Given problem: Once the pictures are set aside, transcribe the remaining data exactly.

Working data:
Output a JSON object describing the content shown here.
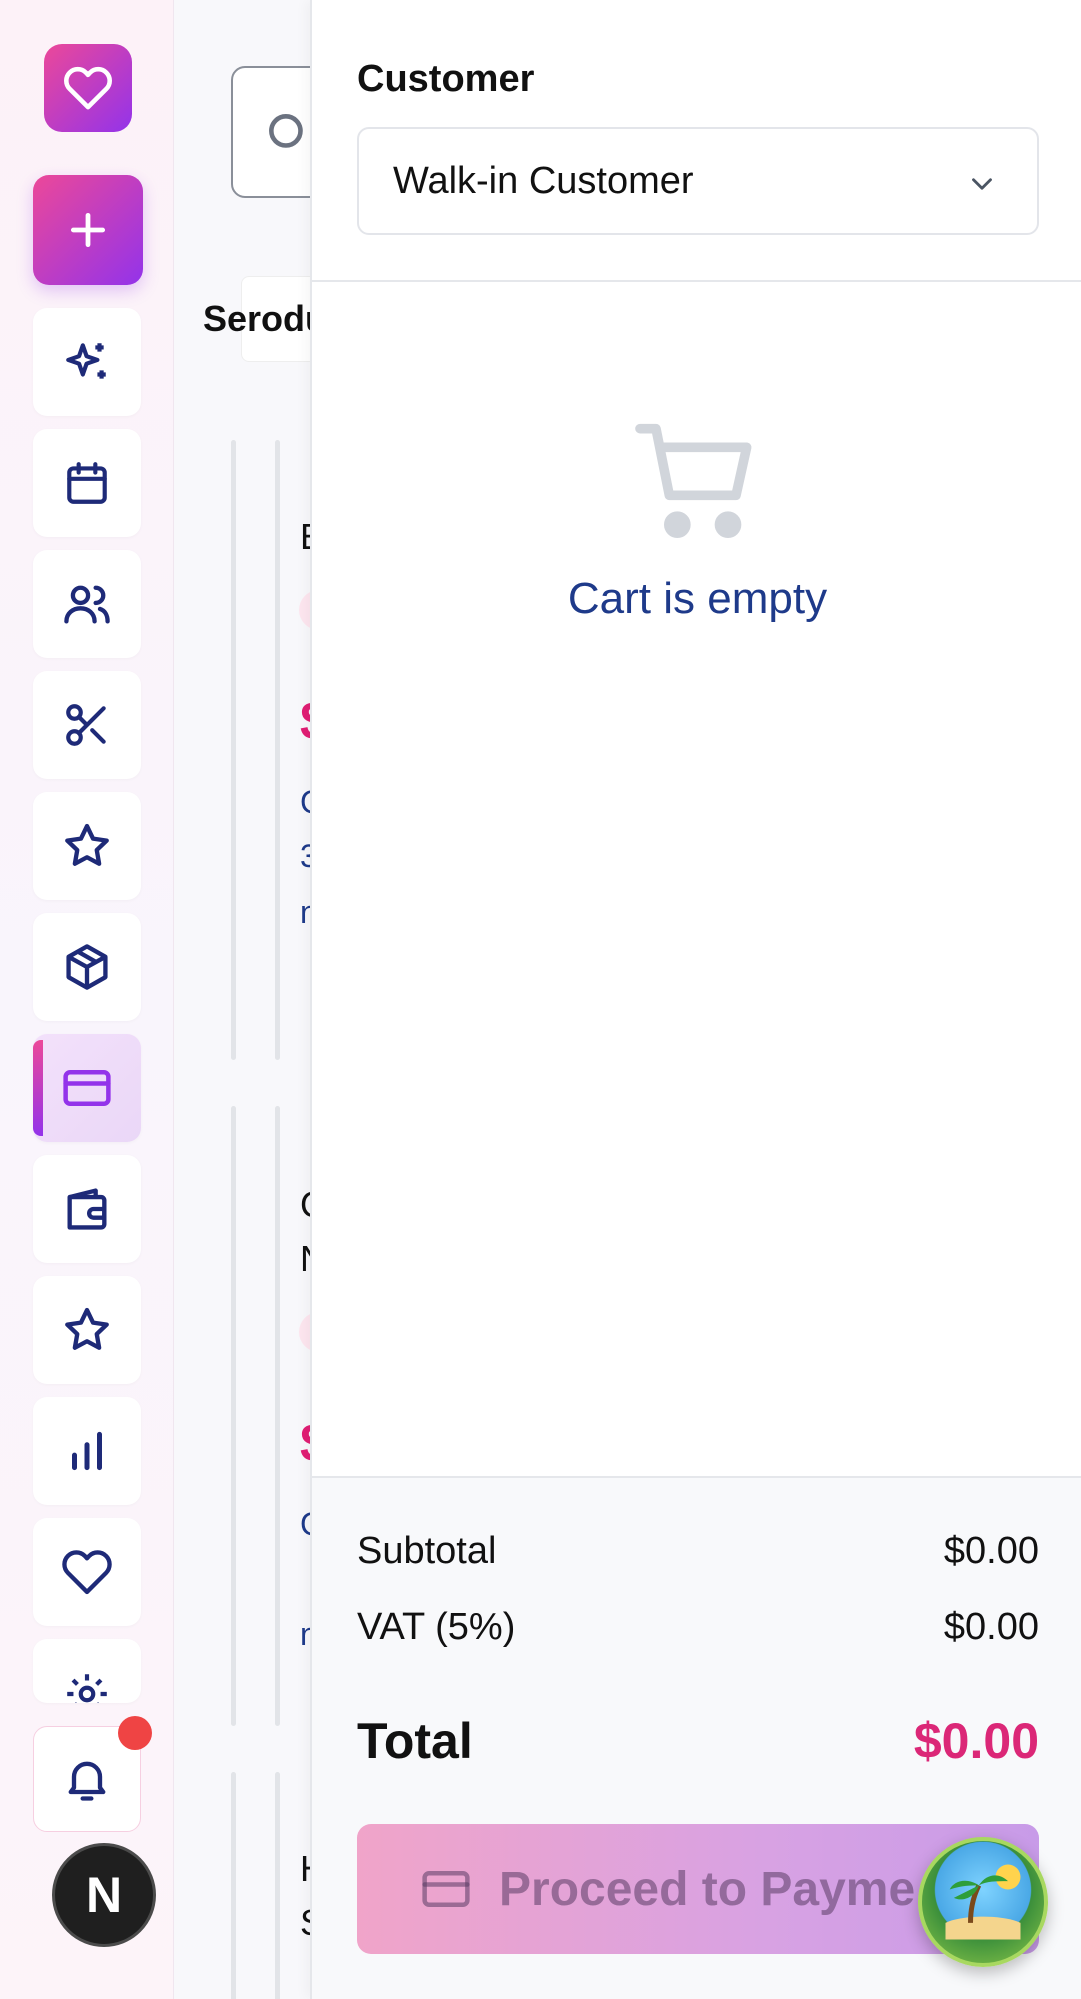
{
  "panel": {
    "customer_label": "Customer",
    "customer_value": "Walk-in Customer",
    "empty_text": "Cart is empty"
  },
  "summary": {
    "subtotal_label": "Subtotal",
    "subtotal_value": "$0.00",
    "vat_label": "VAT (5%)",
    "vat_value": "$0.00",
    "total_label": "Total",
    "total_value": "$0.00",
    "pay_button_label": "Proceed to Payme"
  },
  "main_peek": {
    "tabs_text": "Serodu",
    "card1_title": "E",
    "card1_price": "$",
    "card1_line1": "C",
    "card1_line2": "3",
    "card1_line3": "n",
    "card2_title_a": "C",
    "card2_title_b": "N",
    "card2_price": "$",
    "card2_line1": "C",
    "card2_line2": "⌄",
    "card2_line3": "n",
    "card3_title_a": "H",
    "card3_title_b": "S"
  },
  "sidebar": {
    "avatar_initial": "N",
    "notification_count_visible": true,
    "active_item": "pos",
    "items": [
      "ai-sparkles",
      "calendar",
      "customers",
      "services",
      "reviews",
      "inventory",
      "pos",
      "wallet",
      "loyalty",
      "reports",
      "favorites",
      "settings"
    ]
  },
  "colors": {
    "brand_pink": "#ec4899",
    "brand_purple": "#9333ea",
    "nav_icon": "#1e2a78",
    "total_accent": "#db2777",
    "text_blue": "#1e3a8a"
  }
}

Solved exercise:
Output a JSON object describing the content shown here.
{
  "panel": {
    "customer_label": "Customer",
    "customer_value": "Walk-in Customer",
    "empty_text": "Cart is empty"
  },
  "summary": {
    "subtotal_label": "Subtotal",
    "subtotal_value": "$0.00",
    "vat_label": "VAT (5%)",
    "vat_value": "$0.00",
    "total_label": "Total",
    "total_value": "$0.00",
    "pay_button_label": "Proceed to Payme"
  },
  "main_peek": {
    "tabs_text": "Serodu",
    "card1_title": "E",
    "card1_price": "$",
    "card1_line1": "C",
    "card1_line2": "3",
    "card1_line3": "n",
    "card2_title_a": "C",
    "card2_title_b": "N",
    "card2_price": "$",
    "card2_line1": "C",
    "card2_line2": "⌄",
    "card2_line3": "n",
    "card3_title_a": "H",
    "card3_title_b": "S"
  },
  "sidebar": {
    "avatar_initial": "N",
    "notification_count_visible": true,
    "active_item": "pos",
    "items": [
      "ai-sparkles",
      "calendar",
      "customers",
      "services",
      "reviews",
      "inventory",
      "pos",
      "wallet",
      "loyalty",
      "reports",
      "favorites",
      "settings"
    ]
  },
  "colors": {
    "brand_pink": "#ec4899",
    "brand_purple": "#9333ea",
    "nav_icon": "#1e2a78",
    "total_accent": "#db2777",
    "text_blue": "#1e3a8a"
  }
}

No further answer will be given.